**Problem to solve**: Lines that include "emesis" make up the answer; copy all of them from the data below.

Dataset entries for page text:
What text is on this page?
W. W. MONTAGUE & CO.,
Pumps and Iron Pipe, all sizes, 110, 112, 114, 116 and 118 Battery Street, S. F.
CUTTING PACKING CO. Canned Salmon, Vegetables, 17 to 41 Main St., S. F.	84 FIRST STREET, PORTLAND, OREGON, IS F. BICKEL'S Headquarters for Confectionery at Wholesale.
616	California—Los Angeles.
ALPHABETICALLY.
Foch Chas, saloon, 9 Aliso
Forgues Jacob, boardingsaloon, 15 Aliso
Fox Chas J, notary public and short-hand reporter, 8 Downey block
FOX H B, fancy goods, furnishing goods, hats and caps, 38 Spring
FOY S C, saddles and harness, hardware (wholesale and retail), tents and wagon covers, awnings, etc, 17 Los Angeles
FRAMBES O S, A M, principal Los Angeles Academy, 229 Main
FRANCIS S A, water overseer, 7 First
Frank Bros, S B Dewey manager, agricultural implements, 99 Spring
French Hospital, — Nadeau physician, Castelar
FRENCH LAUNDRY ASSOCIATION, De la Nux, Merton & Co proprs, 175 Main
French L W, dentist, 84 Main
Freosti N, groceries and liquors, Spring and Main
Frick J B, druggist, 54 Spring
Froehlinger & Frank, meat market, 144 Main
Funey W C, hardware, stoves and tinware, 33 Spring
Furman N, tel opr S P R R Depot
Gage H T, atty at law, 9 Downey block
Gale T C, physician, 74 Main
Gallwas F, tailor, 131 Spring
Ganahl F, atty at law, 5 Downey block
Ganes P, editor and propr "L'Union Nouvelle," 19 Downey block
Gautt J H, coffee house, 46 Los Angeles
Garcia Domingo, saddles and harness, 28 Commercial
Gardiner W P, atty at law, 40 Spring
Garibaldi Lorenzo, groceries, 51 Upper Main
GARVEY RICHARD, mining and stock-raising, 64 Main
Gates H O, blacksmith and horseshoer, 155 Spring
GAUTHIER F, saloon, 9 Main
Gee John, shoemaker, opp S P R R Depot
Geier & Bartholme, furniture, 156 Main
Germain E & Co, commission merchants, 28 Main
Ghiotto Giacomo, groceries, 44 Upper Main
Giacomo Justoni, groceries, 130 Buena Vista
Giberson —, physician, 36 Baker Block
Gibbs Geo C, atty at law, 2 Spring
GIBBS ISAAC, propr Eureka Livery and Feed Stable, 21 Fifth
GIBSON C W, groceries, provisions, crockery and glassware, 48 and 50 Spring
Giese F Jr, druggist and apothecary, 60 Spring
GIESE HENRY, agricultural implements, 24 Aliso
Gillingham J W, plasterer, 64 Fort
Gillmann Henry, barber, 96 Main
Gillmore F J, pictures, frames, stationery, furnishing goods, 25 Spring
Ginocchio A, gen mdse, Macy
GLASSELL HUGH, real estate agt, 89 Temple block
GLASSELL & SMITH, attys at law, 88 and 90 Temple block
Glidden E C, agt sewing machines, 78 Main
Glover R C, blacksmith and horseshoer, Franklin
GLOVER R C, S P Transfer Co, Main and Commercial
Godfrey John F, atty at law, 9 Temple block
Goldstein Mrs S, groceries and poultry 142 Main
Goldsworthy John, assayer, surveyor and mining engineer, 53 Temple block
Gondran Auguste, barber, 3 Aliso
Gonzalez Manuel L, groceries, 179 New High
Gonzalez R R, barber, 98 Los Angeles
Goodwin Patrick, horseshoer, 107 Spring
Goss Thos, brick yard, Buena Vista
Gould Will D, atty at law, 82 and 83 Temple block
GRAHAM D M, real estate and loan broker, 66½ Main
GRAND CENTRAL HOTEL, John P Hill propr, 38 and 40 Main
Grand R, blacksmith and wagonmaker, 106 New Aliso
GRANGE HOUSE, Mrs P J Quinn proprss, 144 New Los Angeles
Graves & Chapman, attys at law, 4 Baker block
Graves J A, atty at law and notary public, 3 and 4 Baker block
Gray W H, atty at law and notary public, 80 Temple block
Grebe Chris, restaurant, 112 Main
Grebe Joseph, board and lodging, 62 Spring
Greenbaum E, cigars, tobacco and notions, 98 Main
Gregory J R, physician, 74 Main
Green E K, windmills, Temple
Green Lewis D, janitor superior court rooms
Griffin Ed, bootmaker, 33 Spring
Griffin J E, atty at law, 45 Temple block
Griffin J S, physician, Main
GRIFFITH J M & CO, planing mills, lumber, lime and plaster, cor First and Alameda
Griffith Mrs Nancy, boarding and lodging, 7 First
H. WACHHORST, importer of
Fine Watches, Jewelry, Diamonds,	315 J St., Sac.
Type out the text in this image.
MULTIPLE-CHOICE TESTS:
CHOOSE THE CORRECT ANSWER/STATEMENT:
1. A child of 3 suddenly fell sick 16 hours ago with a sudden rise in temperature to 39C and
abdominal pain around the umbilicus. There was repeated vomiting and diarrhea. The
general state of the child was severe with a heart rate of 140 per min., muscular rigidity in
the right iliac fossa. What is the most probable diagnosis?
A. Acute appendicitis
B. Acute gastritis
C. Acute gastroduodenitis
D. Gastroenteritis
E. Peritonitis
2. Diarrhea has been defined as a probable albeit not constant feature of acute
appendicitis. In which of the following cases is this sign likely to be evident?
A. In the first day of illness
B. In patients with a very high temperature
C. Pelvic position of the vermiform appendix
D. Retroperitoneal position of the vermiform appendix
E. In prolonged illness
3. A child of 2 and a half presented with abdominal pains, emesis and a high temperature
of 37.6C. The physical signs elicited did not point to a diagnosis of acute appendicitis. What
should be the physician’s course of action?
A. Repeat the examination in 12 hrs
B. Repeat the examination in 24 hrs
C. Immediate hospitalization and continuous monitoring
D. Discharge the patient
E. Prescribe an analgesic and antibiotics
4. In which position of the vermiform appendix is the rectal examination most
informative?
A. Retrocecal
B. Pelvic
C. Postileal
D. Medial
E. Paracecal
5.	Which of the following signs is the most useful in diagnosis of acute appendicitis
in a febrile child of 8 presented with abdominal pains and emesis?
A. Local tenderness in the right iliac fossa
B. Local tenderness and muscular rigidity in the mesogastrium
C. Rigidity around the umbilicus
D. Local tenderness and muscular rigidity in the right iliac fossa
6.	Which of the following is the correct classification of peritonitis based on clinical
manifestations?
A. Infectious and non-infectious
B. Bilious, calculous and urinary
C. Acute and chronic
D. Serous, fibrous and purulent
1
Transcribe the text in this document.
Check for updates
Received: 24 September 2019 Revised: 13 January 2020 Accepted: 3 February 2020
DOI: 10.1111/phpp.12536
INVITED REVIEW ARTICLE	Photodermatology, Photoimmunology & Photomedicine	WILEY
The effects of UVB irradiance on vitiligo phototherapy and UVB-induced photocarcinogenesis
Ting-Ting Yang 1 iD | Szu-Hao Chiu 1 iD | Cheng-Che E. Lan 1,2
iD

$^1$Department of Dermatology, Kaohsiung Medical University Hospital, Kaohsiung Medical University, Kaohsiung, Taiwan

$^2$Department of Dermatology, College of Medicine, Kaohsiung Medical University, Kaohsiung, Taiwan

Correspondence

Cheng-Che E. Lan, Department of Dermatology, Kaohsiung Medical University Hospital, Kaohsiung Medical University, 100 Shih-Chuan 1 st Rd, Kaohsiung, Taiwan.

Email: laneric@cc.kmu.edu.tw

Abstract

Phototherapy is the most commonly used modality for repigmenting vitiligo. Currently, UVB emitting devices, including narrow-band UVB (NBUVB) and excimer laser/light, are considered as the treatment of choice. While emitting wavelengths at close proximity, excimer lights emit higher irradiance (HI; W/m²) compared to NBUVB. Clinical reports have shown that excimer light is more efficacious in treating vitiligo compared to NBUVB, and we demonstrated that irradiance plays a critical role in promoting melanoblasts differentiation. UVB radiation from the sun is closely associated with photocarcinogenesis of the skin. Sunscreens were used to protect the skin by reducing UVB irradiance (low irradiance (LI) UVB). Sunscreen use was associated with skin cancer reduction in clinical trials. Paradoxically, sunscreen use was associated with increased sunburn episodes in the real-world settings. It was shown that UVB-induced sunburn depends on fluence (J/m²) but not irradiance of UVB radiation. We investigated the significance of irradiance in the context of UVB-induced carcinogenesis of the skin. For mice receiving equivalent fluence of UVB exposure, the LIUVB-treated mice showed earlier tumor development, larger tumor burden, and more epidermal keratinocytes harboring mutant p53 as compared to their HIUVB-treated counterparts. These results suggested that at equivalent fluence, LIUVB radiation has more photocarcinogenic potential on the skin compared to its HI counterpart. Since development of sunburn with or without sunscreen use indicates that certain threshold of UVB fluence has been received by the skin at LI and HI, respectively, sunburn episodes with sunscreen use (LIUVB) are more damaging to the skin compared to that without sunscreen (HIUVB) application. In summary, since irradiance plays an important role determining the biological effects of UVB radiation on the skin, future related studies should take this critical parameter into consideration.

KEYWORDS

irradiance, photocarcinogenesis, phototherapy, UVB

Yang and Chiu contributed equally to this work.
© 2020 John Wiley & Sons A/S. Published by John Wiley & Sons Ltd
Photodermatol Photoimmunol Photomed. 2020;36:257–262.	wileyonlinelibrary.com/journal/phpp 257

**Result for this task**:
3. A child of 2 and a half presented with abdominal pains, emesis and a high temperature
in a febrile child of 8 presented with abdominal pains and emesis?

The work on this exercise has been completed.